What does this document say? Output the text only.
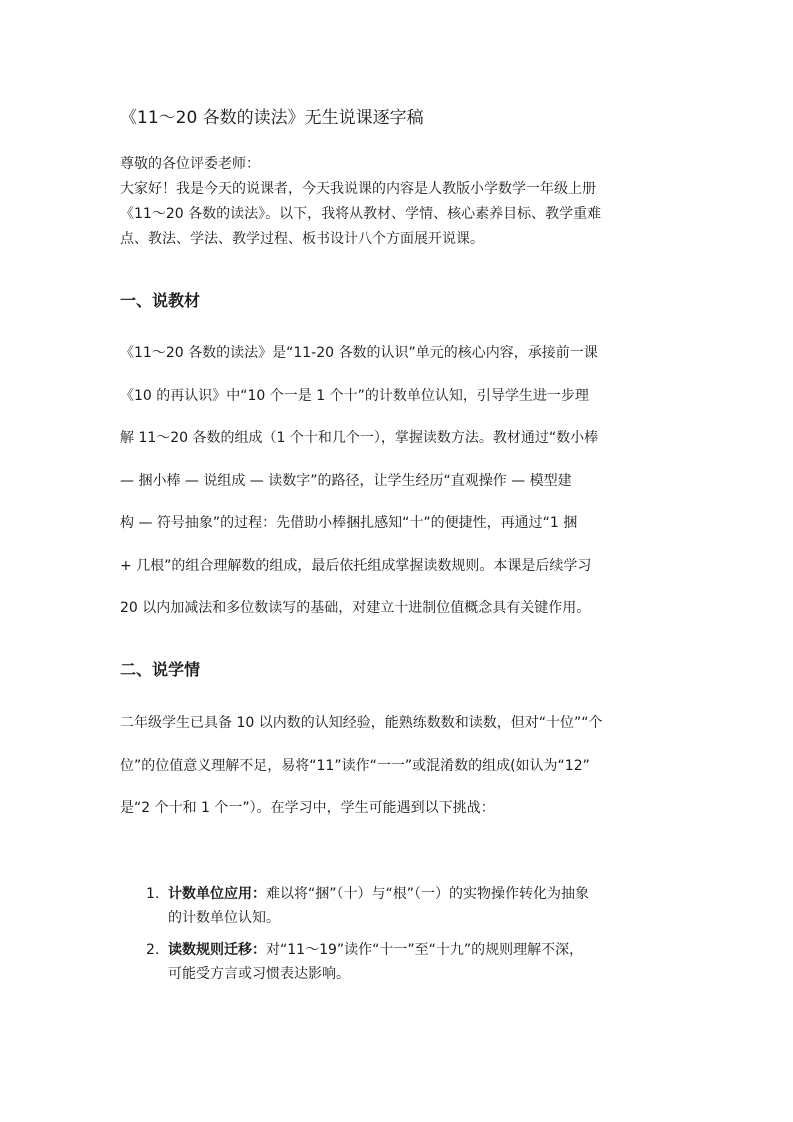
《11～20 各数的读法》无生说课逐字稿
尊敬的各位评委老师：
大家好！我是今天的说课者，今天我说课的内容是人教版小学数学一年级上册
《11～20 各数的读法》。以下，我将从教材、学情、核心素养目标、教学重难
点、教法、学法、教学过程、板书设计八个方面展开说课。
一、说教材
《11～20 各数的读法》是“11-20 各数的认识”单元的核心内容，承接前一课
《10 的再认识》中“10 个一是 1 个十”的计数单位认知，引导学生进一步理
解 11～20 各数的组成（1 个十和几个一），掌握读数方法。教材通过“数小棒
— 捆小棒 — 说组成 — 读数字”的路径，让学生经历“直观操作 — 模型建
构 — 符号抽象”的过程：先借助小棒捆扎感知“十”的便捷性，再通过“1 捆
+ 几根”的组合理解数的组成，最后依托组成掌握读数规则。本课是后续学习
20 以内加减法和多位数读写的基础，对建立十进制位值概念具有关键作用。
二、说学情
二年级学生已具备 10 以内数的认知经验，能熟练数数和读数，但对“十位”“个
位”的位值意义理解不足，易将“11”读作“一一”或混淆数的组成(如认为“12”
是“2 个十和 1 个一”）。在学习中，学生可能遇到以下挑战：
1. 计数单位应用：难以将“捆”（十）与“根”（一）的实物操作转化为抽象
的计数单位认知。
2. 读数规则迁移：对“11～19”读作“十一”至“十九”的规则理解不深，
可能受方言或习惯表达影响。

* * *

> **Description of the task**
Count every line in the data where the string "的计数单位认知" occurs. Give nothing except the number.

> **Complete response**
2